▶ [EXERCISE DIRECTIONS]
Output every entry exactly, from the first line to the last.

## Start RECORDS PROVIDED

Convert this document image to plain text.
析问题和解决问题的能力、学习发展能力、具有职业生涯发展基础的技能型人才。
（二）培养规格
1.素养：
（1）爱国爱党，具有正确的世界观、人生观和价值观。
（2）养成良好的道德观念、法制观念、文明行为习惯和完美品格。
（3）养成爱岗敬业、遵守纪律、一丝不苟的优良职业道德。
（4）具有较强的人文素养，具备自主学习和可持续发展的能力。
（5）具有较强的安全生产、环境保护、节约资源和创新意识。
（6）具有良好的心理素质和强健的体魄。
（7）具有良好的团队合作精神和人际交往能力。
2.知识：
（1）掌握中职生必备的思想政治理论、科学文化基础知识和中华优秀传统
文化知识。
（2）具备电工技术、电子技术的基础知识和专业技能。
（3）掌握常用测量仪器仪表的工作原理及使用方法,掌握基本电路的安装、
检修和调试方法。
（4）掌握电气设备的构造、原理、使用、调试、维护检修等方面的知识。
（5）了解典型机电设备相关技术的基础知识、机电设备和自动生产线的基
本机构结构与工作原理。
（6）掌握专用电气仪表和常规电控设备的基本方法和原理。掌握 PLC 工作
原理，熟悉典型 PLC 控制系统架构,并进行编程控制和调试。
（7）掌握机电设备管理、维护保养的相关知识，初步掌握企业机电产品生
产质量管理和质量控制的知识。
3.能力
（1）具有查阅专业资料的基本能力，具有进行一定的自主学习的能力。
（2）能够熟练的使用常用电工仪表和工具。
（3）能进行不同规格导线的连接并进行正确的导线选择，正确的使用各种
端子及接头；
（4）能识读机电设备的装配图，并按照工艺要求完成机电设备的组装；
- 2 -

## End RECORDS PROVIDED

▶ [ANSWER TO THE PROBLEM]
Convert this document image to plain text.
析问题和解决问题的能力、学习发展能力、具有职业生涯发展基础的技能型人才。
（二）培养规格
1.素养：
（1）爱国爱党，具有正确的世界观、人生观和价值观。
（2）养成良好的道德观念、法制观念、文明行为习惯和完美品格。
（3）养成爱岗敬业、遵守纪律、一丝不苟的优良职业道德。
（4）具有较强的人文素养，具备自主学习和可持续发展的能力。
（5）具有较强的安全生产、环境保护、节约资源和创新意识。
（6）具有良好的心理素质和强健的体魄。
（7）具有良好的团队合作精神和人际交往能力。
2.知识：
（1）掌握中职生必备的思想政治理论、科学文化基础知识和中华优秀传统
文化知识。
（2）具备电工技术、电子技术的基础知识和专业技能。
（3）掌握常用测量仪器仪表的工作原理及使用方法,掌握基本电路的安装、
检修和调试方法。
（4）掌握电气设备的构造、原理、使用、调试、维护检修等方面的知识。
（5）了解典型机电设备相关技术的基础知识、机电设备和自动生产线的基
本机构结构与工作原理。
（6）掌握专用电气仪表和常规电控设备的基本方法和原理。掌握 PLC 工作
原理，熟悉典型 PLC 控制系统架构,并进行编程控制和调试。
（7）掌握机电设备管理、维护保养的相关知识，初步掌握企业机电产品生
产质量管理和质量控制的知识。
3.能力
（1）具有查阅专业资料的基本能力，具有进行一定的自主学习的能力。
（2）能够熟练的使用常用电工仪表和工具。
（3）能进行不同规格导线的连接并进行正确的导线选择，正确的使用各种
端子及接头；
（4）能识读机电设备的装配图，并按照工艺要求完成机电设备的组装；
- 2 -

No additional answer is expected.